→ DIRECTION:
Lines containing the word "this" are the ones to copy from the records below.

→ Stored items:
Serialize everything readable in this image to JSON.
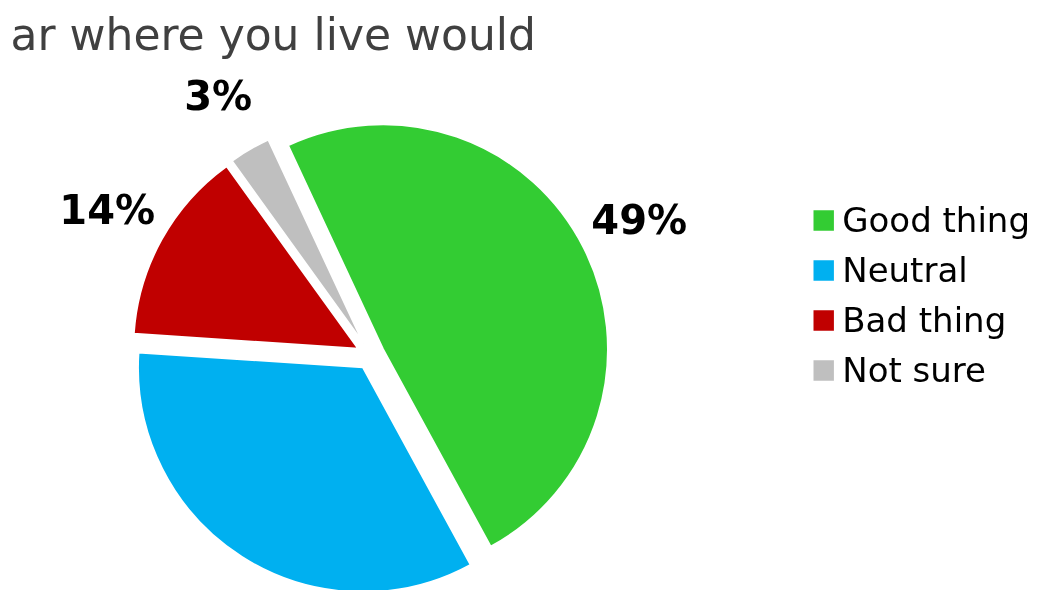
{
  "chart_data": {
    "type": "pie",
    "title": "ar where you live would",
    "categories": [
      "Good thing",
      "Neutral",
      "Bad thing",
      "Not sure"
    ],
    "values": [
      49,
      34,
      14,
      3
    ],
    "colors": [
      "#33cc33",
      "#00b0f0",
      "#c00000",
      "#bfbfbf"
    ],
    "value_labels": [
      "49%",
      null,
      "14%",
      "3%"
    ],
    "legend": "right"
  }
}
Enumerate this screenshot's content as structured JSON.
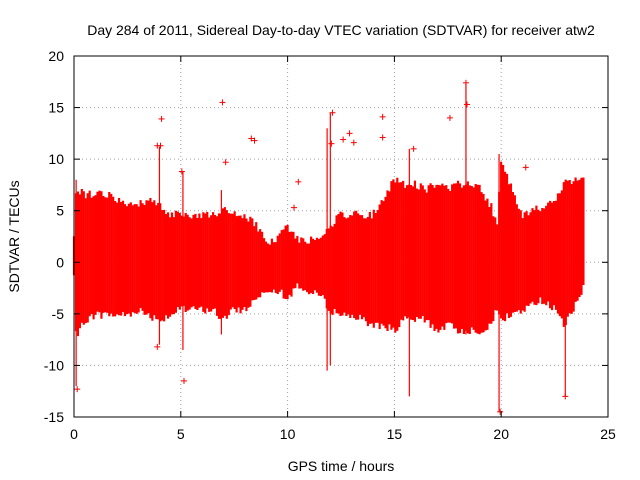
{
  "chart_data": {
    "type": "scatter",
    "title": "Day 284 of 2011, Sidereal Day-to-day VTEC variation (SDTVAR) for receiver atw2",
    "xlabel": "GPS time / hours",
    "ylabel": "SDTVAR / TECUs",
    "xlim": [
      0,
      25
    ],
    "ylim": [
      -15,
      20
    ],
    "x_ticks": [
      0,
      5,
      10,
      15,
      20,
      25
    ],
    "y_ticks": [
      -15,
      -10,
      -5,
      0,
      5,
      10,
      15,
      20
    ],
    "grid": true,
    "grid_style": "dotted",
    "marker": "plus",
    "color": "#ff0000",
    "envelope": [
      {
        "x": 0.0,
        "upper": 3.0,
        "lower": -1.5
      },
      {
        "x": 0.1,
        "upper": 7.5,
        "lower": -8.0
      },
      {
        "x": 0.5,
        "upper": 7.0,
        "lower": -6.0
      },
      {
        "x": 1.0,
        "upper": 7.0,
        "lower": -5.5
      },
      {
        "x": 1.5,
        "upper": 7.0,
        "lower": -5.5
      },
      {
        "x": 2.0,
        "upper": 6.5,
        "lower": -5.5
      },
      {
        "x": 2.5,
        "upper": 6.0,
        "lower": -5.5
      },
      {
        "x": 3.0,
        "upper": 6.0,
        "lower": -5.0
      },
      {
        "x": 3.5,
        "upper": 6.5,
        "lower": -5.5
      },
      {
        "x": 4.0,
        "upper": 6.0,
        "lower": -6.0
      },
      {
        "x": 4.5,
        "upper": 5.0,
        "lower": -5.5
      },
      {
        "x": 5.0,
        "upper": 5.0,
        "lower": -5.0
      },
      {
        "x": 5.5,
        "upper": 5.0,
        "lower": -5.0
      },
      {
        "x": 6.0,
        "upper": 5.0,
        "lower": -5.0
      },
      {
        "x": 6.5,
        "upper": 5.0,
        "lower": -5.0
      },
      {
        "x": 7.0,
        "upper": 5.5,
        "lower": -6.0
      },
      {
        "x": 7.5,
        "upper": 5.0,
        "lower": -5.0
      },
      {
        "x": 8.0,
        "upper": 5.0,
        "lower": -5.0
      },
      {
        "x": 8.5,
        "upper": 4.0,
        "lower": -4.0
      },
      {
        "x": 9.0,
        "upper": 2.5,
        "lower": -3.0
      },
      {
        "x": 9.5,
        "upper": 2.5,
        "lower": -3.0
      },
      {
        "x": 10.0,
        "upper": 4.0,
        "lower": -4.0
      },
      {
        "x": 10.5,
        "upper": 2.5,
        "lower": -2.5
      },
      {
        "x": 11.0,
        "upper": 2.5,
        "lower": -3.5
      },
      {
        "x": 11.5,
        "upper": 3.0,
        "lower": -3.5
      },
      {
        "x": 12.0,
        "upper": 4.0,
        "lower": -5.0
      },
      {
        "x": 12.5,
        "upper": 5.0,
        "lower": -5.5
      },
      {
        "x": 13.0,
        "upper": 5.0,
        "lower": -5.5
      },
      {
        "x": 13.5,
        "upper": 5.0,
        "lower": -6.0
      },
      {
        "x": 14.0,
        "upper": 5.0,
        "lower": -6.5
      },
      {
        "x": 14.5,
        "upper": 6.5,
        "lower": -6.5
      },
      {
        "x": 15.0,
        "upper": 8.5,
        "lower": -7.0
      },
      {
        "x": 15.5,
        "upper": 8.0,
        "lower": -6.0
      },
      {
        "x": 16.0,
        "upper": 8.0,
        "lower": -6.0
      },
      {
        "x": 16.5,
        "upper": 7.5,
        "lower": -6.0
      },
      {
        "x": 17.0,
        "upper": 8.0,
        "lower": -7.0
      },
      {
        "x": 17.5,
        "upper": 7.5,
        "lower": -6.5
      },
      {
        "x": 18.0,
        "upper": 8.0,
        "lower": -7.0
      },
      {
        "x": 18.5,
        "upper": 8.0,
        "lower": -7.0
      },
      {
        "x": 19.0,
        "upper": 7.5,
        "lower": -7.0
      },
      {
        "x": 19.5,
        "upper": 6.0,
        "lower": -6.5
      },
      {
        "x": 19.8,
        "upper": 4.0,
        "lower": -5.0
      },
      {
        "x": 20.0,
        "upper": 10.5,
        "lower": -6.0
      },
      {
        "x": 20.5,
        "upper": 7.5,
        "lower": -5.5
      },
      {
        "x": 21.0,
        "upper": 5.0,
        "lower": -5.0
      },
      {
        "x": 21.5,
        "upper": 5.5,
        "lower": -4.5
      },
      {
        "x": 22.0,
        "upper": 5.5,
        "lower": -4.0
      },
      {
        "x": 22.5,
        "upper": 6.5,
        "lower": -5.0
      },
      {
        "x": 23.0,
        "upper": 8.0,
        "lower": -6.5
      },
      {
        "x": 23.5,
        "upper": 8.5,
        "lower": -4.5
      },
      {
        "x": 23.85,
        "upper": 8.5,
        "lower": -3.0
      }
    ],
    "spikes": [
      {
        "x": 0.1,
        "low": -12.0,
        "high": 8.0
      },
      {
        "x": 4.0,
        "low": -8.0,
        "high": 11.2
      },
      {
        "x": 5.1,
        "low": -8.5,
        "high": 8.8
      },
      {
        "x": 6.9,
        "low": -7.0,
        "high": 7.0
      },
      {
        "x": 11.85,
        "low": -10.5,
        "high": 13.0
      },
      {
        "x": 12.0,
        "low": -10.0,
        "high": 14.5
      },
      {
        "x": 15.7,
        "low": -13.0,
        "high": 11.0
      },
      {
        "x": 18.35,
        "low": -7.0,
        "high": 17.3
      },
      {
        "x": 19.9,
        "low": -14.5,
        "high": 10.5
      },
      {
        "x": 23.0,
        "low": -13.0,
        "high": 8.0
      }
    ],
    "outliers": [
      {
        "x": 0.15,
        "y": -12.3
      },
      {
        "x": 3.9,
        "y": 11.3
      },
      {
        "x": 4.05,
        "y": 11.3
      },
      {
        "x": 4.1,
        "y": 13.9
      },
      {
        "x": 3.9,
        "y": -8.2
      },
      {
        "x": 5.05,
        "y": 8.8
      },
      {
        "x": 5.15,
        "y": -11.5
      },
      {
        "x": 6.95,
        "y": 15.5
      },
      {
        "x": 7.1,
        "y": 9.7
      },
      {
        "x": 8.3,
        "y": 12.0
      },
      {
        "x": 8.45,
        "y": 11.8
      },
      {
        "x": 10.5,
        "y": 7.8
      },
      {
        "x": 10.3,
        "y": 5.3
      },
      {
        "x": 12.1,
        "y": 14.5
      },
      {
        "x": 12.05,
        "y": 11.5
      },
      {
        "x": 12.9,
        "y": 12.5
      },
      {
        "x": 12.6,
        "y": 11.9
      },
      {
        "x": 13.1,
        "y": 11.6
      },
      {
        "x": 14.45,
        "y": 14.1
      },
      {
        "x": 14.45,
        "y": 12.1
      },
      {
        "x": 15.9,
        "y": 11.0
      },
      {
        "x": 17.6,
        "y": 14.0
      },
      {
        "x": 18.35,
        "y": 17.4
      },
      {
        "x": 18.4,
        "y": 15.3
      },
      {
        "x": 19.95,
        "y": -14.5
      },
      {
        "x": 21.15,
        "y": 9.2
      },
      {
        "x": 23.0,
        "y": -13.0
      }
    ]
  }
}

→ RESPONSE:
Serialize everything readable in this image to JSON.
Enumerate this screenshot's content as structured JSON.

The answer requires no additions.